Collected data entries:
^^^^^^^^^^^^^^^^
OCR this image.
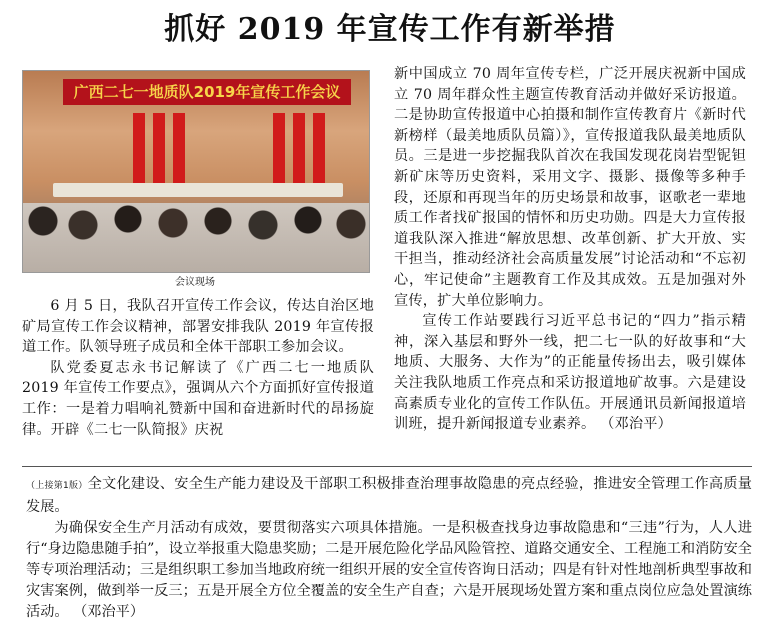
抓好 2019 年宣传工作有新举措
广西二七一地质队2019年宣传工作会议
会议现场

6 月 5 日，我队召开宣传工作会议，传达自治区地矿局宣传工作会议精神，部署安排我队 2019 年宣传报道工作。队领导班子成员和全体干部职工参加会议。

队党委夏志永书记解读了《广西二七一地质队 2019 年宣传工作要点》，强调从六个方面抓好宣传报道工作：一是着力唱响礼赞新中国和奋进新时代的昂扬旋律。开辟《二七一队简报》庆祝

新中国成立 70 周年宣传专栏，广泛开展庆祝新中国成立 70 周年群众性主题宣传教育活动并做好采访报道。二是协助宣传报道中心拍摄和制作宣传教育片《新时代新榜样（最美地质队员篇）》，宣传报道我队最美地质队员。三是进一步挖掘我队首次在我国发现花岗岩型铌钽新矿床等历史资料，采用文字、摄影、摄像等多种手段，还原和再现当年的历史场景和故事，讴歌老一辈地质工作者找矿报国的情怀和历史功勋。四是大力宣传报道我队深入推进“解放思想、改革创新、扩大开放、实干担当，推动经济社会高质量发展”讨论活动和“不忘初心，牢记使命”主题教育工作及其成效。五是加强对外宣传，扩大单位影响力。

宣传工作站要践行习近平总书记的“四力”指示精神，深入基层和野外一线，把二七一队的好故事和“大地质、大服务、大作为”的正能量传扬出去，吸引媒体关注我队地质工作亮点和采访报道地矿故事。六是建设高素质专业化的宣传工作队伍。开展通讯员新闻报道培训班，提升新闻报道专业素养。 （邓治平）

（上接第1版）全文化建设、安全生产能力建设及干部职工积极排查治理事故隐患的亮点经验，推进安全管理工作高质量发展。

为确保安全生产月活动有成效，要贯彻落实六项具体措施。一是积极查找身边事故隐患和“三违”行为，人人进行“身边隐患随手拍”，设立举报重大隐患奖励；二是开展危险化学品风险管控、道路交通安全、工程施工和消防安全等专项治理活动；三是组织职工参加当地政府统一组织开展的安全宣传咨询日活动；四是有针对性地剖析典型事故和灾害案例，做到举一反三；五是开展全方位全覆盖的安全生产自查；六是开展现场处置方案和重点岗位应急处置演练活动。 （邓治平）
^^^^^^^^^^^^^^^^
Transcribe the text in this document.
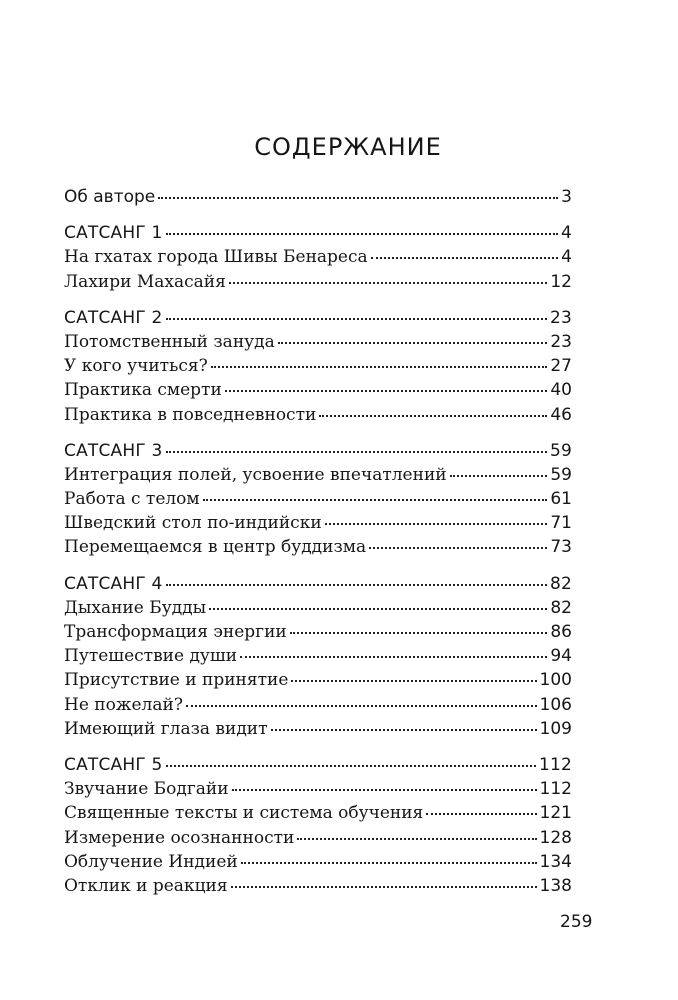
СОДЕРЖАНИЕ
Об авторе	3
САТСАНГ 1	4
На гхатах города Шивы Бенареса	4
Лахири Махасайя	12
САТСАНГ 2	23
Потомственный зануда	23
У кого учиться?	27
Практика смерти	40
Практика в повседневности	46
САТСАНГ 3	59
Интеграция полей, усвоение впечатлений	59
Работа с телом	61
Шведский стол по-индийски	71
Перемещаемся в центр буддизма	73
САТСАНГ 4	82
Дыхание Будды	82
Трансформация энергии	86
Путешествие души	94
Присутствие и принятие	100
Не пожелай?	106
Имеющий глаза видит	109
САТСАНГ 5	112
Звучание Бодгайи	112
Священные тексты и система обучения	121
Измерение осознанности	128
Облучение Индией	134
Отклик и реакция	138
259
^^^^^^^^^^^^^^^^
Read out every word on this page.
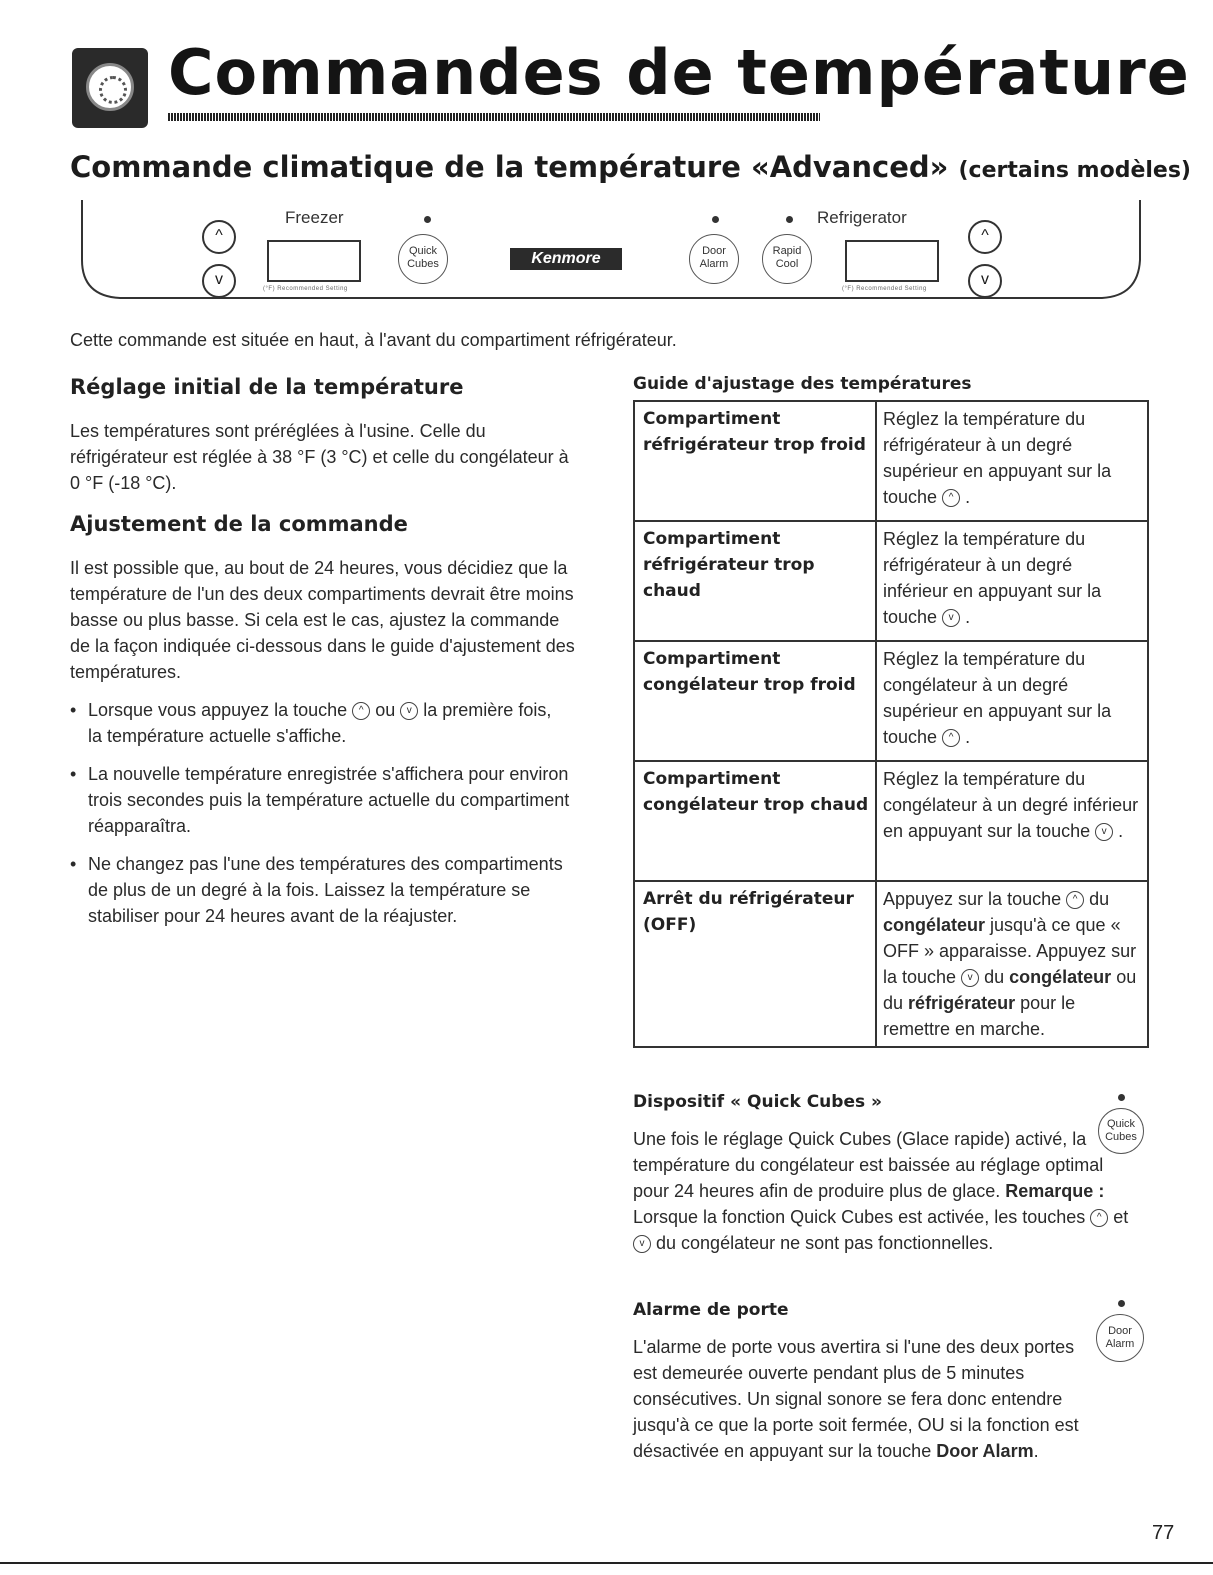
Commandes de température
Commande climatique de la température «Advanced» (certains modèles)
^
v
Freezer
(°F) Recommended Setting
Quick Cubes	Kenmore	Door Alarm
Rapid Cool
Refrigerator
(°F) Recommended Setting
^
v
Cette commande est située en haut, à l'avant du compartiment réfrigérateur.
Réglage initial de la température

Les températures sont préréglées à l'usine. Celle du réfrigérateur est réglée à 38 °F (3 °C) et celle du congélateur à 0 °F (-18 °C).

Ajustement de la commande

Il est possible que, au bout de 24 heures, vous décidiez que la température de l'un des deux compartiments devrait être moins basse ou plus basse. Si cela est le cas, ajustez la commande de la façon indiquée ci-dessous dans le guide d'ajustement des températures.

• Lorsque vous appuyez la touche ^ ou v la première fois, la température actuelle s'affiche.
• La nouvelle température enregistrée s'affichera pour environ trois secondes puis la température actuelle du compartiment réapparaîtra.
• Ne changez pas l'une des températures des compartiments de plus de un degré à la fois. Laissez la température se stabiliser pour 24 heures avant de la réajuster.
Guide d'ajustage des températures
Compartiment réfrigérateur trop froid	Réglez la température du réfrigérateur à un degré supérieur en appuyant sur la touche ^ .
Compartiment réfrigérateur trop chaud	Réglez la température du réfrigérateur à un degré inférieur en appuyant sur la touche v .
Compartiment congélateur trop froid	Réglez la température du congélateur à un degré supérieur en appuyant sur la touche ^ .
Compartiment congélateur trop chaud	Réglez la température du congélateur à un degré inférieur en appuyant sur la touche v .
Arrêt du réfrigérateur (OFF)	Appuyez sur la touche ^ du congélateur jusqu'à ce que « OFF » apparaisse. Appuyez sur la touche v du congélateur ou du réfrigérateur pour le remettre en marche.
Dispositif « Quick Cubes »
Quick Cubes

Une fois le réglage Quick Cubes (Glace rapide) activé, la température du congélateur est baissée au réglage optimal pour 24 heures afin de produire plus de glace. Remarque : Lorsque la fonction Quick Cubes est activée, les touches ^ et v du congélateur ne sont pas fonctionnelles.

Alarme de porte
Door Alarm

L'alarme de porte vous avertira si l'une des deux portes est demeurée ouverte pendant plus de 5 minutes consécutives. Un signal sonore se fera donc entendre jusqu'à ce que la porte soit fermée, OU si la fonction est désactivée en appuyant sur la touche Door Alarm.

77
^^^^^^^^^^^^^^^^
*Written request*
In the lines above, find each one with "trop" and list it.

*Exercise answer*
Compartiment réfrigérateur trop froid	Réglez la température du réfrigérateur à un degré supérieur en appuyant sur la touche ^ .
Compartiment réfrigérateur trop chaud	Réglez la température du réfrigérateur à un degré inférieur en appuyant sur la touche v .
Compartiment congélateur trop froid	Réglez la température du congélateur à un degré supérieur en appuyant sur la touche ^ .
Compartiment congélateur trop chaud	Réglez la température du congélateur à un degré inférieur en appuyant sur la touche v .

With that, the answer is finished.